►

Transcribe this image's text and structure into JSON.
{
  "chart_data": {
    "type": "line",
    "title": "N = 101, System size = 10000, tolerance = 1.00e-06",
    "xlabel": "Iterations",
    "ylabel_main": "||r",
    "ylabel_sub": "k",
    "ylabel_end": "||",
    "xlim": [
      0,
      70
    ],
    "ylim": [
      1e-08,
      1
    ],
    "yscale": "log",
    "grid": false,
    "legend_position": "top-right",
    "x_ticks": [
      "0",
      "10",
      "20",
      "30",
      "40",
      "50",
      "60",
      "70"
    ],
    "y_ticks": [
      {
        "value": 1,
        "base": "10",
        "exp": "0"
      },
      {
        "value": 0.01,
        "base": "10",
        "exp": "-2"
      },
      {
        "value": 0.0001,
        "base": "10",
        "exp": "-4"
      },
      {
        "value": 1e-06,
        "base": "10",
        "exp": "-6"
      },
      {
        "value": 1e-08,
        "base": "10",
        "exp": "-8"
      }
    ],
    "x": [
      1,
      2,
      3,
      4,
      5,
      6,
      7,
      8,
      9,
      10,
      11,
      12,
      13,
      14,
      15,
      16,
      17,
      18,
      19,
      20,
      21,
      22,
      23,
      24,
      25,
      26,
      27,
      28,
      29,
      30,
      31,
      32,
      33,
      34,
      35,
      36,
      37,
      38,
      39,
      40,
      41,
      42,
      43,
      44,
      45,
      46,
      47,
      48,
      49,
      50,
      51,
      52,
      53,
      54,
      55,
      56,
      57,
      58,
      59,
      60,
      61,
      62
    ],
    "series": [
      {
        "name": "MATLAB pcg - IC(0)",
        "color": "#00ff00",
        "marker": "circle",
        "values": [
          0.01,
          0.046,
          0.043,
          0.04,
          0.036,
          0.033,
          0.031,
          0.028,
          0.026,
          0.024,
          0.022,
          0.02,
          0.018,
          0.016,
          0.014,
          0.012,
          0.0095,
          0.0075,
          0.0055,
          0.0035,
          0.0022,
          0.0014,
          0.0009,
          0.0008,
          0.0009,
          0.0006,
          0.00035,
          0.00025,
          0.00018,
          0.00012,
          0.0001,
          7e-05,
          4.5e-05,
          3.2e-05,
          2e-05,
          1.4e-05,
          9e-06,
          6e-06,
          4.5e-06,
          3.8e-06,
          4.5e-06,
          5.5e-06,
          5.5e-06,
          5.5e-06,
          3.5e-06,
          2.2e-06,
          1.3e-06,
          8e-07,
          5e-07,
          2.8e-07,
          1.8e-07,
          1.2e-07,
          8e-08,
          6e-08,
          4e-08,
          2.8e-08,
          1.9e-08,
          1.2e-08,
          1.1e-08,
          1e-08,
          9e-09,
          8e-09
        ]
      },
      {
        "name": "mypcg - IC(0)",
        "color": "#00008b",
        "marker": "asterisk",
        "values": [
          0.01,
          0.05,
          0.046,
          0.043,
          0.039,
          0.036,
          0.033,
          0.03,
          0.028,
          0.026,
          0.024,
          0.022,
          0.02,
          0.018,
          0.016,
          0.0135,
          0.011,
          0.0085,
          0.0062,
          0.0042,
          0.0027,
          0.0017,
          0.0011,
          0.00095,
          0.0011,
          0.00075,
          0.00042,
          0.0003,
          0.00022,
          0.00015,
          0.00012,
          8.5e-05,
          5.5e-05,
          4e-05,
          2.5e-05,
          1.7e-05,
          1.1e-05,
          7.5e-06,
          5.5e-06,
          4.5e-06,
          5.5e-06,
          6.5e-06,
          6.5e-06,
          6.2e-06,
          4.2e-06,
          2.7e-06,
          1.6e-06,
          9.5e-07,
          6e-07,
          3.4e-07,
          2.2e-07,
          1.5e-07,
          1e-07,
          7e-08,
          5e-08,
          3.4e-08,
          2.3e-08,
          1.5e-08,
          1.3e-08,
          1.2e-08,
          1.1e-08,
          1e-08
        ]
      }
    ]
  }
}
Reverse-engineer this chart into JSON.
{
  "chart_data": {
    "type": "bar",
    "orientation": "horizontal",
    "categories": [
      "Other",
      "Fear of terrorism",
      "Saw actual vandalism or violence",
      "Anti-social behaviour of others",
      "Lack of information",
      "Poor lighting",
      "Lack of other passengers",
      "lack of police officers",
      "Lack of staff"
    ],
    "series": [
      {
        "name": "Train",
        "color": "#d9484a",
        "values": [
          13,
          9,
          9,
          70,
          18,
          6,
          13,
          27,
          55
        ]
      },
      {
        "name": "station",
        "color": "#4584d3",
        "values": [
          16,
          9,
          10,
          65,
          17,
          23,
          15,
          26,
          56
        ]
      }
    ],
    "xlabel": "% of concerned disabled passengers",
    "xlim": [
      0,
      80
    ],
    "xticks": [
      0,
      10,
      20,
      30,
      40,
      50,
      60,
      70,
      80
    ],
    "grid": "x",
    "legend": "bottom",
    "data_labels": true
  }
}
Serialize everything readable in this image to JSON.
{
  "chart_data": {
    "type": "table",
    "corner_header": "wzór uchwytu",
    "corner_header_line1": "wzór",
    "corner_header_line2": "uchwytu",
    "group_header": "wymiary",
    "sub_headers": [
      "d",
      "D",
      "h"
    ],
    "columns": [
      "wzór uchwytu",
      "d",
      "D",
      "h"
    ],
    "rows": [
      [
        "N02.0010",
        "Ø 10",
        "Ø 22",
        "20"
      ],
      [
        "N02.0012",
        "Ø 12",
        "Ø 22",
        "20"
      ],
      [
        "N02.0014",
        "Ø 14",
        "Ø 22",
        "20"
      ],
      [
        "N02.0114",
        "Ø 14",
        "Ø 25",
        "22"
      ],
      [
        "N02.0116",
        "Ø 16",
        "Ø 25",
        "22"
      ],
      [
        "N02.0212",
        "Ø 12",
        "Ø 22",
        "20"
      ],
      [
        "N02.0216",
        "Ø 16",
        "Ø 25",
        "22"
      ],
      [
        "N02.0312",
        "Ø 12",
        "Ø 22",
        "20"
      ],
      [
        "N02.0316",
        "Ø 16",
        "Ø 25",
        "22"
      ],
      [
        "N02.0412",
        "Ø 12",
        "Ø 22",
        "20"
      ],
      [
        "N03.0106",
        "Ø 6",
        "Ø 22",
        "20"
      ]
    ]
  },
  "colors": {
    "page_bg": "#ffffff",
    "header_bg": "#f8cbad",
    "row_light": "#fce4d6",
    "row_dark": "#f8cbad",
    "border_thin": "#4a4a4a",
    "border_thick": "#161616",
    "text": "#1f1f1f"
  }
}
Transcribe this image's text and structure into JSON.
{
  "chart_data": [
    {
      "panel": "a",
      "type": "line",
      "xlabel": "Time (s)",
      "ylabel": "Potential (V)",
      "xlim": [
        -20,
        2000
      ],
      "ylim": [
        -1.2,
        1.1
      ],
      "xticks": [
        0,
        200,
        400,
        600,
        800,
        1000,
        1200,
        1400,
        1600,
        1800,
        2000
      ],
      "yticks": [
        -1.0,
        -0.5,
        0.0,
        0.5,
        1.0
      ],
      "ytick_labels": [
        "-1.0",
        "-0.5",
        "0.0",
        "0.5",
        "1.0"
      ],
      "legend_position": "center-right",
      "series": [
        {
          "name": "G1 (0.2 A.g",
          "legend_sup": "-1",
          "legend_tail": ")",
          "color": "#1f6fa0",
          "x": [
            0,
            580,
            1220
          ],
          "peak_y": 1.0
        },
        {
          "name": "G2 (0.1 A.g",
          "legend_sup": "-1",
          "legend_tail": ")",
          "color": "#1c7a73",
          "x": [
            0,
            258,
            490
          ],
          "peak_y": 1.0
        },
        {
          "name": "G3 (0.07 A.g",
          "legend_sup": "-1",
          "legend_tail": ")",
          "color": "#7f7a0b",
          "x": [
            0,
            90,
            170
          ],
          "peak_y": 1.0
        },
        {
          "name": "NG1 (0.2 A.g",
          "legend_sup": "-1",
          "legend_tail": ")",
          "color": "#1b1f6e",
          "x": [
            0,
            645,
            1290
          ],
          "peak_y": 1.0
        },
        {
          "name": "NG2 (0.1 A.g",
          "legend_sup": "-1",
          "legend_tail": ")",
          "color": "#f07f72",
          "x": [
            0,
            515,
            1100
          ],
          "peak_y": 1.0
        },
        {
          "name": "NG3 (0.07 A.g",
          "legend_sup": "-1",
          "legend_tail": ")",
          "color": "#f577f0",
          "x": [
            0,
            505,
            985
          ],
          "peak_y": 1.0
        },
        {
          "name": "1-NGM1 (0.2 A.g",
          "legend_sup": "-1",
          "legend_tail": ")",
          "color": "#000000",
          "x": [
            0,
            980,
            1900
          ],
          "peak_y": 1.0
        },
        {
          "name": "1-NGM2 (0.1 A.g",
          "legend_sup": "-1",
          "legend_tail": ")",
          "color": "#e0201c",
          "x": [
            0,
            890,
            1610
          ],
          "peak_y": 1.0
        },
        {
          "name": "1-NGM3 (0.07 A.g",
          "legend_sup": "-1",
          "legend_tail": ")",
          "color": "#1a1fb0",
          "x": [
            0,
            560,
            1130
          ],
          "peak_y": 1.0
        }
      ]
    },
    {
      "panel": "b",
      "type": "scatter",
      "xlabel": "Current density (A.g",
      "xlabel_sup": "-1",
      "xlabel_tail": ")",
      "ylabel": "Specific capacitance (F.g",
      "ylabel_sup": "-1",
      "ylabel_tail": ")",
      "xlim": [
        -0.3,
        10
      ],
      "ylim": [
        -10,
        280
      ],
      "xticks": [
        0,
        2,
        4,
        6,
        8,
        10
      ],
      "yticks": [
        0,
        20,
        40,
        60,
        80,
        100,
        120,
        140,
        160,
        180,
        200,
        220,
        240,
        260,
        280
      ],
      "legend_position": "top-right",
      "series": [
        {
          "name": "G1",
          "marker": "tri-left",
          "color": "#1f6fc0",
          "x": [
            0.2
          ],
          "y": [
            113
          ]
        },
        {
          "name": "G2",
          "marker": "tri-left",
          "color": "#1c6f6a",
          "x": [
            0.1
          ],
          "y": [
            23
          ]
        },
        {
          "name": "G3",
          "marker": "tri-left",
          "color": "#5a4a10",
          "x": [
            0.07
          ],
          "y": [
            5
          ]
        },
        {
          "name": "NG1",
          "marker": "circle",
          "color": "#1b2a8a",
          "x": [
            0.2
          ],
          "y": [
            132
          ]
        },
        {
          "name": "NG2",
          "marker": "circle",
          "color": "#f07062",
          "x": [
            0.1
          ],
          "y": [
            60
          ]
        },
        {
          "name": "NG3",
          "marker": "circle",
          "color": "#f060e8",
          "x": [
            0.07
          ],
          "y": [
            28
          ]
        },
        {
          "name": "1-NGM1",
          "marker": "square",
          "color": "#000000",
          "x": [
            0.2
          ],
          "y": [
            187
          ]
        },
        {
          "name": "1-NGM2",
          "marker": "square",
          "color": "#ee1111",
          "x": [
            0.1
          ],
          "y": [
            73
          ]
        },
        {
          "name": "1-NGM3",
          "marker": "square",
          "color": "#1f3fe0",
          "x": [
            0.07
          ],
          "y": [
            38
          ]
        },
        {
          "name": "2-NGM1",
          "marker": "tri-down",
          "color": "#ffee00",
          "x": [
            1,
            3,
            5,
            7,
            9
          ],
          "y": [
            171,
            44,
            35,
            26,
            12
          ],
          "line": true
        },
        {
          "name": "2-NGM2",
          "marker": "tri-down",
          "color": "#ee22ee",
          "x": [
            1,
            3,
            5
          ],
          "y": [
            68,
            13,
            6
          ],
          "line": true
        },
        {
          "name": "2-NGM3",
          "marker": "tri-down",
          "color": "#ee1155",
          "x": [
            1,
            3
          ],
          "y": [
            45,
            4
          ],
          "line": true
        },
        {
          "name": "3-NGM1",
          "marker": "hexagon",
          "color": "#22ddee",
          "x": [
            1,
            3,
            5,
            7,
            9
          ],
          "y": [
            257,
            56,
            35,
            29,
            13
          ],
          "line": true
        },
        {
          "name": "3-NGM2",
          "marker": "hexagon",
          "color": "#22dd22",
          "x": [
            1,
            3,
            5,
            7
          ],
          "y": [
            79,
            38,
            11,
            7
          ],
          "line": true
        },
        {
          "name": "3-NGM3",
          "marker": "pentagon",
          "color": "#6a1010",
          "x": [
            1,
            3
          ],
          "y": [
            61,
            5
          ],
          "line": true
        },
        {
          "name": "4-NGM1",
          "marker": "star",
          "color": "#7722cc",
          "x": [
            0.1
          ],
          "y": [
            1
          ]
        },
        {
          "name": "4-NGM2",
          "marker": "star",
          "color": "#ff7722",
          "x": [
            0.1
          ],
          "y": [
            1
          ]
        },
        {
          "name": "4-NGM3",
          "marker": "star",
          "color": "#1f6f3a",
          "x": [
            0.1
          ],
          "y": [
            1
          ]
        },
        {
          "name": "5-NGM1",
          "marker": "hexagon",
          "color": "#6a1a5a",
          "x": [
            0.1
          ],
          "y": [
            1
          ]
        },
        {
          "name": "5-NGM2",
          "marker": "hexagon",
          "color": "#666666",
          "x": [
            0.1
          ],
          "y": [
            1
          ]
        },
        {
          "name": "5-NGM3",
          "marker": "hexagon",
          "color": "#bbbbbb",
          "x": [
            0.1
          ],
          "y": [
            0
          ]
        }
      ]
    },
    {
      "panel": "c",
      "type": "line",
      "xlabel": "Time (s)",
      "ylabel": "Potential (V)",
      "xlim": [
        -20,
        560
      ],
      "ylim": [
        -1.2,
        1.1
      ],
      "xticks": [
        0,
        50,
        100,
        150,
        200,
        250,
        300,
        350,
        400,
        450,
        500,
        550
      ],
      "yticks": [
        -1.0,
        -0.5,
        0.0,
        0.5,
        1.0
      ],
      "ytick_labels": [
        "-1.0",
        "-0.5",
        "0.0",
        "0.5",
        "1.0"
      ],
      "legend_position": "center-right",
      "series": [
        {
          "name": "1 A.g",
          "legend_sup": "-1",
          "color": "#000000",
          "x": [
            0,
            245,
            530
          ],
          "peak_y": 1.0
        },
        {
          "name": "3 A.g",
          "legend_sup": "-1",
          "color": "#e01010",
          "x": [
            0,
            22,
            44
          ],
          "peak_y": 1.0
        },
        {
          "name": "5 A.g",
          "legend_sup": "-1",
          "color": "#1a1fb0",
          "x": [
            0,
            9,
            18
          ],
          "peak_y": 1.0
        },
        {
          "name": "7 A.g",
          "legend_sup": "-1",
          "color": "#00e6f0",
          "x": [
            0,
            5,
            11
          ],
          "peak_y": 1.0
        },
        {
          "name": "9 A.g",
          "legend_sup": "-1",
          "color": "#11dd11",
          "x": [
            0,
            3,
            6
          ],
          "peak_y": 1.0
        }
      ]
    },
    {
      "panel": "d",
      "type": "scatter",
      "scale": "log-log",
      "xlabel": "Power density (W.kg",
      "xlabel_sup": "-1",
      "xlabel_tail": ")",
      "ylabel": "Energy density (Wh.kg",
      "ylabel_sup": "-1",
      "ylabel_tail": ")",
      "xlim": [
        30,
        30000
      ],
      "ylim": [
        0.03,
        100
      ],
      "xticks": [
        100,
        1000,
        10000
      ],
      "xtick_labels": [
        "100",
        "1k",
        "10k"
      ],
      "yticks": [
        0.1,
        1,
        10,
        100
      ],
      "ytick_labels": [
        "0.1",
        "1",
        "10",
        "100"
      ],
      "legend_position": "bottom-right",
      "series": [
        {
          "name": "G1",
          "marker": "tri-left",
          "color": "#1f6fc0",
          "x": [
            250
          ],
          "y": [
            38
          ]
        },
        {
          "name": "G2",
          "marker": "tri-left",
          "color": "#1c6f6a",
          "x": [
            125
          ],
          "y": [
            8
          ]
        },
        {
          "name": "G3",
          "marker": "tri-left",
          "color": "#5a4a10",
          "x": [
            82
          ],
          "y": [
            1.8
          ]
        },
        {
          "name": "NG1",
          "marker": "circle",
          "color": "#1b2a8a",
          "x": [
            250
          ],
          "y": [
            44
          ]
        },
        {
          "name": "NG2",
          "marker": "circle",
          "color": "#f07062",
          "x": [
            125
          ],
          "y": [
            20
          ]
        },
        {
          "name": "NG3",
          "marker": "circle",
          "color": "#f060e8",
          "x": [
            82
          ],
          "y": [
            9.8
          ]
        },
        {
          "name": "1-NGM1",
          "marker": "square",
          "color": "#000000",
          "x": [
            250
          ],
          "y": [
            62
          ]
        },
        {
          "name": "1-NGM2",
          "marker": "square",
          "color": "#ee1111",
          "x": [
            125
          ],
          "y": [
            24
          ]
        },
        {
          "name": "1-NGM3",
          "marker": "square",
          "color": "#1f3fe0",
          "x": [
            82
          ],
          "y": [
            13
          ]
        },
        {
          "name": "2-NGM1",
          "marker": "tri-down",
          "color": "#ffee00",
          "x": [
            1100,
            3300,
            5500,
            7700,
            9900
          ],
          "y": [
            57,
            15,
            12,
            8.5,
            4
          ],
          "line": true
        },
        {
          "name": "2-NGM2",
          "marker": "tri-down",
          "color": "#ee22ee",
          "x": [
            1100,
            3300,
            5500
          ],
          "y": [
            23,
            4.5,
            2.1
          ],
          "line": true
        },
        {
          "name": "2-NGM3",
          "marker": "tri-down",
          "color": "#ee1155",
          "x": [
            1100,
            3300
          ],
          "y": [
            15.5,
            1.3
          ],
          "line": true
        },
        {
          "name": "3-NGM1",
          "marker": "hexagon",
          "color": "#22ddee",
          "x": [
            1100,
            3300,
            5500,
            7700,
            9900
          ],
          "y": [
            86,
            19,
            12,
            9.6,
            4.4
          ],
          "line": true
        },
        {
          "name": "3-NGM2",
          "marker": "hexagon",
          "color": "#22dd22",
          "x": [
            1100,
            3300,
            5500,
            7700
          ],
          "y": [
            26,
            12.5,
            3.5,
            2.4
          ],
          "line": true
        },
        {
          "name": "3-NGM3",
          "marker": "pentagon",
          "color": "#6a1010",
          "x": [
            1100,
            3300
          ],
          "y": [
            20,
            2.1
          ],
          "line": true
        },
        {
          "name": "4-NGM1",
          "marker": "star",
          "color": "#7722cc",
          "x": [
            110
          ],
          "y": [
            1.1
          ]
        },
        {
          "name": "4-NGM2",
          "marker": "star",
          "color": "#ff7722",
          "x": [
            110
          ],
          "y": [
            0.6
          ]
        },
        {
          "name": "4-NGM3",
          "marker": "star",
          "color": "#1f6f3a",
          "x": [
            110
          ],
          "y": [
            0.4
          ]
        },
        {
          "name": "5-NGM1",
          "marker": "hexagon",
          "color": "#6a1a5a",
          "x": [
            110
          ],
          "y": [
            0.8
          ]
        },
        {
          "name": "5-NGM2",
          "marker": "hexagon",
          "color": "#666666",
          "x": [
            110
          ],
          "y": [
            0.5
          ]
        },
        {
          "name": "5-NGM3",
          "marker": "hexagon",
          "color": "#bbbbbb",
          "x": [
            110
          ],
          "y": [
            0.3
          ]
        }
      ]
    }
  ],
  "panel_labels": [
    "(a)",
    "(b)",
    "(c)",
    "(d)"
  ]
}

◄

> **Directive**
Search the preceding listing for "passengers" and extract every line where it is found.

> **Output**
      "Lack of other passengers",
    "xlabel": "% of concerned disabled passengers",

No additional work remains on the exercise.